__Aim of the task__: Reproduce all of the entries below, substituting "revision-item" for every occurrence of "change-item" and leaving everything else unchanged.

__Listed records__:

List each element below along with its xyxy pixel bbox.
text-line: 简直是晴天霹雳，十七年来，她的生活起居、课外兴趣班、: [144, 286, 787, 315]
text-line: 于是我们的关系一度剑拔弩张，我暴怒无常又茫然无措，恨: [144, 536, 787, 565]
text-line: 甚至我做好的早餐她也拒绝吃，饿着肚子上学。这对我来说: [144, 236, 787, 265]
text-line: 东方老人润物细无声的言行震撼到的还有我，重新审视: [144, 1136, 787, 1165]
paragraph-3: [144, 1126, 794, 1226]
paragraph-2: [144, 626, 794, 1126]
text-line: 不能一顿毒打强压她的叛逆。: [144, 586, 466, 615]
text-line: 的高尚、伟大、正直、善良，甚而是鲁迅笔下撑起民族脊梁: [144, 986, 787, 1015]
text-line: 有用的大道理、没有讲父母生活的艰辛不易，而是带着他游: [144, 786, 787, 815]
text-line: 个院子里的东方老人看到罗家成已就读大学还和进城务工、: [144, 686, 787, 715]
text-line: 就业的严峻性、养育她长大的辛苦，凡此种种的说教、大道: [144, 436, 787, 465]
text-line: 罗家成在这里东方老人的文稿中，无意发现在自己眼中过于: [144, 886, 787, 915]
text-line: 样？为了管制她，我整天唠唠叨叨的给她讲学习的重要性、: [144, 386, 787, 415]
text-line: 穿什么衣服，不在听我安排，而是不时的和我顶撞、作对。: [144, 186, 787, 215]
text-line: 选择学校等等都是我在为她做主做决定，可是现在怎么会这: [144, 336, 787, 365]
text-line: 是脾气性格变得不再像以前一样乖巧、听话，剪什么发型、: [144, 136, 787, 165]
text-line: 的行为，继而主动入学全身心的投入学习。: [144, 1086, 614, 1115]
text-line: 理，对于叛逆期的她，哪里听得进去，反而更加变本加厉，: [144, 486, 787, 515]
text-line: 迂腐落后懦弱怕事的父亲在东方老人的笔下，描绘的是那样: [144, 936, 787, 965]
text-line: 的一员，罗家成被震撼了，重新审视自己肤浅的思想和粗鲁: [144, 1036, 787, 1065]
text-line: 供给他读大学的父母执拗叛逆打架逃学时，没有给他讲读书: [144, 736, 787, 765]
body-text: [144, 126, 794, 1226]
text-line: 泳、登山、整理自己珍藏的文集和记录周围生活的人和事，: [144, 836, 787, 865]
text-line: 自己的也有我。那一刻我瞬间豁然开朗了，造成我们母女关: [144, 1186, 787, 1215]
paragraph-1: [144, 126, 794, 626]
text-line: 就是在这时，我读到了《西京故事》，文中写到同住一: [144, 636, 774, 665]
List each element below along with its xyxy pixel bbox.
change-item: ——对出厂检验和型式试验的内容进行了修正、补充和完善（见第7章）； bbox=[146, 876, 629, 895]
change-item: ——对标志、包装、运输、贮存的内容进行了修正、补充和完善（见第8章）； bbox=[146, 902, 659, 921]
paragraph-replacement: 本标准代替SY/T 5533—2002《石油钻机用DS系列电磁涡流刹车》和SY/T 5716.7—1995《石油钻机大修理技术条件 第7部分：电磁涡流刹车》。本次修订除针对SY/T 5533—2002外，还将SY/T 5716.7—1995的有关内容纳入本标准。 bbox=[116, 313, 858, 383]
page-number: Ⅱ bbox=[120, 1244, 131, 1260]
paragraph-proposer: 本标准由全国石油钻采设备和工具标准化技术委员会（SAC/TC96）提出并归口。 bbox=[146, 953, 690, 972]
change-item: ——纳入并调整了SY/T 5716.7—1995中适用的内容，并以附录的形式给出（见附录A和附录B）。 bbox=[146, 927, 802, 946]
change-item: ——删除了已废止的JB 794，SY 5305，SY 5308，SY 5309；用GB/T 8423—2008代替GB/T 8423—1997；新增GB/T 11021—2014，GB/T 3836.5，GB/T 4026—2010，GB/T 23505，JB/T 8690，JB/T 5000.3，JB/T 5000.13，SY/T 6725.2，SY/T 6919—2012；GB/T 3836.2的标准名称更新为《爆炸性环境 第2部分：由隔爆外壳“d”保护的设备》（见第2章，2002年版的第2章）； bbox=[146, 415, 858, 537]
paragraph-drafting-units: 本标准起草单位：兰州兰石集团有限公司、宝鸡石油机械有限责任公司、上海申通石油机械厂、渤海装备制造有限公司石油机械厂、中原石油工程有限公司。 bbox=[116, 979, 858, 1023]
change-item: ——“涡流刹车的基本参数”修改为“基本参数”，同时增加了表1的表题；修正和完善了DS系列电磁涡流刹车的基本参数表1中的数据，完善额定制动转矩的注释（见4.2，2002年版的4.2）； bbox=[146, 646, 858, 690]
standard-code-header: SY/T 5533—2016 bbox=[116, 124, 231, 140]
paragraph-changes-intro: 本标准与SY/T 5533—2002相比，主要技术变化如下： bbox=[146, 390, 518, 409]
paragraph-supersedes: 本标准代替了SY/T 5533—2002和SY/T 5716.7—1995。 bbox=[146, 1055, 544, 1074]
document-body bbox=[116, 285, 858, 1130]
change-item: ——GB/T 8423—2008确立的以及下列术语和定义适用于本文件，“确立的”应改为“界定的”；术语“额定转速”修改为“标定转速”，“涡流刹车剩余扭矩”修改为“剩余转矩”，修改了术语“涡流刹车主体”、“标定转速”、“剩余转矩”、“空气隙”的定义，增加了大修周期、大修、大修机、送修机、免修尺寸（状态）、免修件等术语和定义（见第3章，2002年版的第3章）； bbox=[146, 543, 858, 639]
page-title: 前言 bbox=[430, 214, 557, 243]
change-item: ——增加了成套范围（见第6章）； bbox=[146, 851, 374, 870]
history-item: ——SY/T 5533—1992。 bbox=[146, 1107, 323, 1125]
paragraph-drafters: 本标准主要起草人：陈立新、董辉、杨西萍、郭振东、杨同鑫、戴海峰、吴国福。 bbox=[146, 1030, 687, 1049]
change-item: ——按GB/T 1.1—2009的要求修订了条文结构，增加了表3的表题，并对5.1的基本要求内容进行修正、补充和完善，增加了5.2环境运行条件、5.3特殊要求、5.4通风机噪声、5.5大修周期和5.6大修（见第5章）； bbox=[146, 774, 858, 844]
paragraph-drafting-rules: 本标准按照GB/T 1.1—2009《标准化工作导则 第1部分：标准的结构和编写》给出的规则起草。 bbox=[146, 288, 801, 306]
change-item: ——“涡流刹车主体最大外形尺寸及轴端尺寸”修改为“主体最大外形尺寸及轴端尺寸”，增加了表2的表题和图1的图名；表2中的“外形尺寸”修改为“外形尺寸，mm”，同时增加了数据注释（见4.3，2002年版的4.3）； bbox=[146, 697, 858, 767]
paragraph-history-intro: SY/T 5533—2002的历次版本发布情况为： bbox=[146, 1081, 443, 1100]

__Finished task__:
List each element below along with its xyxy pixel bbox.
text-line: 简直是晴天霹雳，十七年来，她的生活起居、课外兴趣班、: [144, 286, 787, 315]
text-line: 于是我们的关系一度剑拔弩张，我暴怒无常又茫然无措，恨: [144, 536, 787, 565]
text-line: 甚至我做好的早餐她也拒绝吃，饿着肚子上学。这对我来说: [144, 236, 787, 265]
text-line: 东方老人润物细无声的言行震撼到的还有我，重新审视: [144, 1136, 787, 1165]
paragraph-3: [144, 1126, 794, 1226]
paragraph-2: [144, 626, 794, 1126]
text-line: 不能一顿毒打强压她的叛逆。: [144, 586, 466, 615]
text-line: 的高尚、伟大、正直、善良，甚而是鲁迅笔下撑起民族脊梁: [144, 986, 787, 1015]
text-line: 有用的大道理、没有讲父母生活的艰辛不易，而是带着他游: [144, 786, 787, 815]
text-line: 个院子里的东方老人看到罗家成已就读大学还和进城务工、: [144, 686, 787, 715]
text-line: 就业的严峻性、养育她长大的辛苦，凡此种种的说教、大道: [144, 436, 787, 465]
text-line: 罗家成在这里东方老人的文稿中，无意发现在自己眼中过于: [144, 886, 787, 915]
text-line: 样？为了管制她，我整天唠唠叨叨的给她讲学习的重要性、: [144, 386, 787, 415]
text-line: 穿什么衣服，不在听我安排，而是不时的和我顶撞、作对。: [144, 186, 787, 215]
text-line: 选择学校等等都是我在为她做主做决定，可是现在怎么会这: [144, 336, 787, 365]
text-line: 是脾气性格变得不再像以前一样乖巧、听话，剪什么发型、: [144, 136, 787, 165]
text-line: 的行为，继而主动入学全身心的投入学习。: [144, 1086, 614, 1115]
text-line: 理，对于叛逆期的她，哪里听得进去，反而更加变本加厉，: [144, 486, 787, 515]
text-line: 迂腐落后懦弱怕事的父亲在东方老人的笔下，描绘的是那样: [144, 936, 787, 965]
text-line: 的一员，罗家成被震撼了，重新审视自己肤浅的思想和粗鲁: [144, 1036, 787, 1065]
text-line: 供给他读大学的父母执拗叛逆打架逃学时，没有给他讲读书: [144, 736, 787, 765]
body-text: [144, 126, 794, 1226]
text-line: 泳、登山、整理自己珍藏的文集和记录周围生活的人和事，: [144, 836, 787, 865]
text-line: 自己的也有我。那一刻我瞬间豁然开朗了，造成我们母女关: [144, 1186, 787, 1215]
paragraph-1: [144, 126, 794, 626]
text-line: 就是在这时，我读到了《西京故事》，文中写到同住一: [144, 636, 774, 665]
List each element below along with its xyxy pixel bbox.
revision-item: ——对出厂检验和型式试验的内容进行了修正、补充和完善（见第7章）； bbox=[146, 876, 629, 895]
revision-item: ——对标志、包装、运输、贮存的内容进行了修正、补充和完善（见第8章）； bbox=[146, 902, 659, 921]
paragraph-replacement: 本标准代替SY/T 5533—2002《石油钻机用DS系列电磁涡流刹车》和SY/T 5716.7—1995《石油钻机大修理技术条件 第7部分：电磁涡流刹车》。本次修订除针对SY/T 5533—2002外，还将SY/T 5716.7—1995的有关内容纳入本标准。 bbox=[116, 313, 858, 383]
page-number: Ⅱ bbox=[120, 1244, 131, 1260]
paragraph-proposer: 本标准由全国石油钻采设备和工具标准化技术委员会（SAC/TC96）提出并归口。 bbox=[146, 953, 690, 972]
revision-item: ——纳入并调整了SY/T 5716.7—1995中适用的内容，并以附录的形式给出（见附录A和附录B）。 bbox=[146, 927, 802, 946]
revision-item: ——删除了已废止的JB 794，SY 5305，SY 5308，SY 5309；用GB/T 8423—2008代替GB/T 8423—1997；新增GB/T 11021—2014，GB/T 3836.5，GB/T 4026—2010，GB/T 23505，JB/T 8690，JB/T 5000.3，JB/T 5000.13，SY/T 6725.2，SY/T 6919—2012；GB/T 3836.2的标准名称更新为《爆炸性环境 第2部分：由隔爆外壳“d”保护的设备》（见第2章，2002年版的第2章）； bbox=[146, 415, 858, 537]
paragraph-drafting-units: 本标准起草单位：兰州兰石集团有限公司、宝鸡石油机械有限责任公司、上海申通石油机械厂、渤海装备制造有限公司石油机械厂、中原石油工程有限公司。 bbox=[116, 979, 858, 1023]
revision-item: ——“涡流刹车的基本参数”修改为“基本参数”，同时增加了表1的表题；修正和完善了DS系列电磁涡流刹车的基本参数表1中的数据，完善额定制动转矩的注释（见4.2，2002年版的4.2）； bbox=[146, 646, 858, 690]
standard-code-header: SY/T 5533—2016 bbox=[116, 124, 231, 140]
paragraph-changes-intro: 本标准与SY/T 5533—2002相比，主要技术变化如下： bbox=[146, 390, 518, 409]
paragraph-supersedes: 本标准代替了SY/T 5533—2002和SY/T 5716.7—1995。 bbox=[146, 1055, 544, 1074]
document-body bbox=[116, 285, 858, 1130]
revision-item: ——GB/T 8423—2008确立的以及下列术语和定义适用于本文件，“确立的”应改为“界定的”；术语“额定转速”修改为“标定转速”，“涡流刹车剩余扭矩”修改为“剩余转矩”，修改了术语“涡流刹车主体”、“标定转速”、“剩余转矩”、“空气隙”的定义，增加了大修周期、大修、大修机、送修机、免修尺寸（状态）、免修件等术语和定义（见第3章，2002年版的第3章）； bbox=[146, 543, 858, 639]
page-title: 前言 bbox=[430, 214, 557, 243]
revision-item: ——增加了成套范围（见第6章）； bbox=[146, 851, 374, 870]
history-item: ——SY/T 5533—1992。 bbox=[146, 1107, 323, 1125]
paragraph-drafters: 本标准主要起草人：陈立新、董辉、杨西萍、郭振东、杨同鑫、戴海峰、吴国福。 bbox=[146, 1030, 687, 1049]
revision-item: ——按GB/T 1.1—2009的要求修订了条文结构，增加了表3的表题，并对5.1的基本要求内容进行修正、补充和完善，增加了5.2环境运行条件、5.3特殊要求、5.4通风机噪声、5.5大修周期和5.6大修（见第5章）； bbox=[146, 774, 858, 844]
paragraph-drafting-rules: 本标准按照GB/T 1.1—2009《标准化工作导则 第1部分：标准的结构和编写》给出的规则起草。 bbox=[146, 288, 801, 306]
revision-item: ——“涡流刹车主体最大外形尺寸及轴端尺寸”修改为“主体最大外形尺寸及轴端尺寸”，增加了表2的表题和图1的图名；表2中的“外形尺寸”修改为“外形尺寸，mm”，同时增加了数据注释（见4.3，2002年版的4.3）； bbox=[146, 697, 858, 767]
paragraph-history-intro: SY/T 5533—2002的历次版本发布情况为： bbox=[146, 1081, 443, 1100]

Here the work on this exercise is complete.